EXTRACT:

= Beginning of Section =

Friday, May 17, 2013

BATMAN #500 - October 1993 (Part Two)



Dark Angel II:  The Descent
Credits:  Doug Moench (writer), Mike Manley (artist), Ken Bruzenak (letterer), Adrienne Roy (colorist)

Summary:  Batman finds Bane after he announces himself on an electronic billboard.  He cuts off Bane’s Venom supply and chases him on to the city’s elevated trains.  Bane kills a conductor and takes control of a train.  Robin arrives to rescue the passengers as Batman has a brutal confrontation with Bane.  Eventually, the train goes off the tracks and crashes into an abandoned building.  Batman has an opportunity to kill Bane, but leaves him for the police.  Later, Robin admits he was wrong and tells Jean-Paul he’s earned the mantle of Batman.

Irrelevant Continuity:  Bane’s message on the electronic billboard reads “‘Batman’ Now.”  Gordon notices the quote marks, but isn’t willing to believe that Batman has been replaced.  Gordon’s inability to realize that the original Batman is gone stretches credibility quite a bit, unless the reader is supposed believe Jean-Paul can perfectly mimic Batman’s voice and body language.

Review:  Talk about commitment to a misdirection -- the story actually ends with the skeptical Robin admitting he was wrong and giving Azrael his blessing to become Batman.  Moreover, this follows a lengthy dramatic sequence that has AzBats fighting “the System” and refusing to kill Bane when he has a chance.  So, Gotham has a darker new Batman, but one that still isn’t willing to cross that final line.  Even though this was never intended to be permanent, it reads as a more sincere attempt to sell the replacement hero than any of the Spider-Man clone comics I can think of.  (And Marvel was actually serious about their ridiculous hero swap!)

= End of Section =

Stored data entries

= Beginning of Section =

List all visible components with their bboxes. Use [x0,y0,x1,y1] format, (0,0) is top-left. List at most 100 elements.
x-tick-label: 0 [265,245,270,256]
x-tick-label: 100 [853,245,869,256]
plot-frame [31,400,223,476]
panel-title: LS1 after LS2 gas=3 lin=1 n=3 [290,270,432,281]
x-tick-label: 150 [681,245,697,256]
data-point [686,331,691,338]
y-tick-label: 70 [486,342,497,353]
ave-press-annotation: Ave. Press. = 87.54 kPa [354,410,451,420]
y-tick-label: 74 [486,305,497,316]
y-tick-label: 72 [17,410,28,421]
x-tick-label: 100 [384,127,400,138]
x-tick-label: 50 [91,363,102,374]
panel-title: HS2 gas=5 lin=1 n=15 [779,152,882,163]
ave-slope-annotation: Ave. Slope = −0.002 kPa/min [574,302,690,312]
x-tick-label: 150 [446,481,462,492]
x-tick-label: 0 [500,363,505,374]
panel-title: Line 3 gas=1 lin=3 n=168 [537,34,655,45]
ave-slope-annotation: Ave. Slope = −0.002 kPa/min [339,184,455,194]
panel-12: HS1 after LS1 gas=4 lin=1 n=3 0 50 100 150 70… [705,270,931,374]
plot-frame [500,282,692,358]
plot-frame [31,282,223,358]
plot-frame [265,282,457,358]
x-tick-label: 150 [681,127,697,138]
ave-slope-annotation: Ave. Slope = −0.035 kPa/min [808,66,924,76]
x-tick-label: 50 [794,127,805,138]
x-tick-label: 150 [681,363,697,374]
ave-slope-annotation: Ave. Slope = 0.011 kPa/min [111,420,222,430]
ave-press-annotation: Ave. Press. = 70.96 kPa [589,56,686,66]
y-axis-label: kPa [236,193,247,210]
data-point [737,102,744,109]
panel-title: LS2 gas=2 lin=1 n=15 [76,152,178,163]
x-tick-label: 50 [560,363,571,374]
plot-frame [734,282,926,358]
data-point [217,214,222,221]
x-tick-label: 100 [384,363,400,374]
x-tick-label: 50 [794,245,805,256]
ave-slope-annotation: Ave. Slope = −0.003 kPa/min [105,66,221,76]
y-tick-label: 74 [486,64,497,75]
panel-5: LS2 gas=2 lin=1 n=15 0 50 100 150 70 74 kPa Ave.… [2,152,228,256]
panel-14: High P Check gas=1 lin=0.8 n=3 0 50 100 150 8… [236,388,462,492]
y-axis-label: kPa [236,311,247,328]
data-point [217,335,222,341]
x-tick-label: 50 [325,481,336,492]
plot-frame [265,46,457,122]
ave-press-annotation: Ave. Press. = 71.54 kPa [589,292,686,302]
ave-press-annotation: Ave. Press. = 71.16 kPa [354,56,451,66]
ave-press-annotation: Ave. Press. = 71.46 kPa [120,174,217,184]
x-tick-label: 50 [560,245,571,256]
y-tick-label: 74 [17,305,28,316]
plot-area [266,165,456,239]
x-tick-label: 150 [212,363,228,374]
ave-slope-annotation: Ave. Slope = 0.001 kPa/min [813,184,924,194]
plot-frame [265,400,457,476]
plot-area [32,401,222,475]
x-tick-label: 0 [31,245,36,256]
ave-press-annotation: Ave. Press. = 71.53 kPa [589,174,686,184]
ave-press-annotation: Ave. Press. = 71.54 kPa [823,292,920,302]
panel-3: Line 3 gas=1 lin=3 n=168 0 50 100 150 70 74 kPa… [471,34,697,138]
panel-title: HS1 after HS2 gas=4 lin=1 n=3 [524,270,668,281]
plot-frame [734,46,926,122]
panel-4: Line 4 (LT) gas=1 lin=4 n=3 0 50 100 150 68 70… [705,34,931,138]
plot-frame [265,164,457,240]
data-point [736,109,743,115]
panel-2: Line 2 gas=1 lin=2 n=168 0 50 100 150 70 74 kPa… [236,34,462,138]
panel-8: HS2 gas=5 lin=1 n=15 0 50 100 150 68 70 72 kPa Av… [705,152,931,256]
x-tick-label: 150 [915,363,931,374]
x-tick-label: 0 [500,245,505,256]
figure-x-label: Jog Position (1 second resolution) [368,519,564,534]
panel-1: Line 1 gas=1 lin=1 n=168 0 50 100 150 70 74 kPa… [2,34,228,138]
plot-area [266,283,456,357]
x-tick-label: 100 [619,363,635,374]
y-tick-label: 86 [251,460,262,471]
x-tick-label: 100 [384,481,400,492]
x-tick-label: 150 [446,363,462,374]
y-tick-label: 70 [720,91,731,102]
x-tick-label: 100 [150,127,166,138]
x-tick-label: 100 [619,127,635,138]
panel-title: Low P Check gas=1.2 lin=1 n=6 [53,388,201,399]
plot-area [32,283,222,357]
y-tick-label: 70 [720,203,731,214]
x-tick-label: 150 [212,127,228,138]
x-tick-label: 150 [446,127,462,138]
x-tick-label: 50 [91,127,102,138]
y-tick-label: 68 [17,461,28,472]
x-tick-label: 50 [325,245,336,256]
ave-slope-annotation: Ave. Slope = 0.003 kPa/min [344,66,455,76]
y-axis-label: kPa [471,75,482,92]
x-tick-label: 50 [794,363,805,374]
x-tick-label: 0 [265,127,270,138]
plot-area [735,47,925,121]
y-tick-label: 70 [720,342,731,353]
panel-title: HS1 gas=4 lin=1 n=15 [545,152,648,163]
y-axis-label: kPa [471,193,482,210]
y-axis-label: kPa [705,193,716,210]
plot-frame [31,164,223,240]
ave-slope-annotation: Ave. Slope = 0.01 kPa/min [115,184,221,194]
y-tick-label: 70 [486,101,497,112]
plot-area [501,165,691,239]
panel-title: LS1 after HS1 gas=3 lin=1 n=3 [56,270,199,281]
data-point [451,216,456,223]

= End of Section =

WHAT YOU HAVE TO DO:
According to the Batman #500 post, why does the story count as a sincere attempt to sell the replacement hero? Answer in one to three sentences. The records have no connection to the Batman #500 post.

SOLUTION TO THIS TASK:
The story ends with the skeptical Robin admitting he was wrong and giving Azrael his blessing to become Batman. That ending follows a lengthy dramatic sequence in which AzBats fights "the System" and refuses to kill Bane when he has the chance.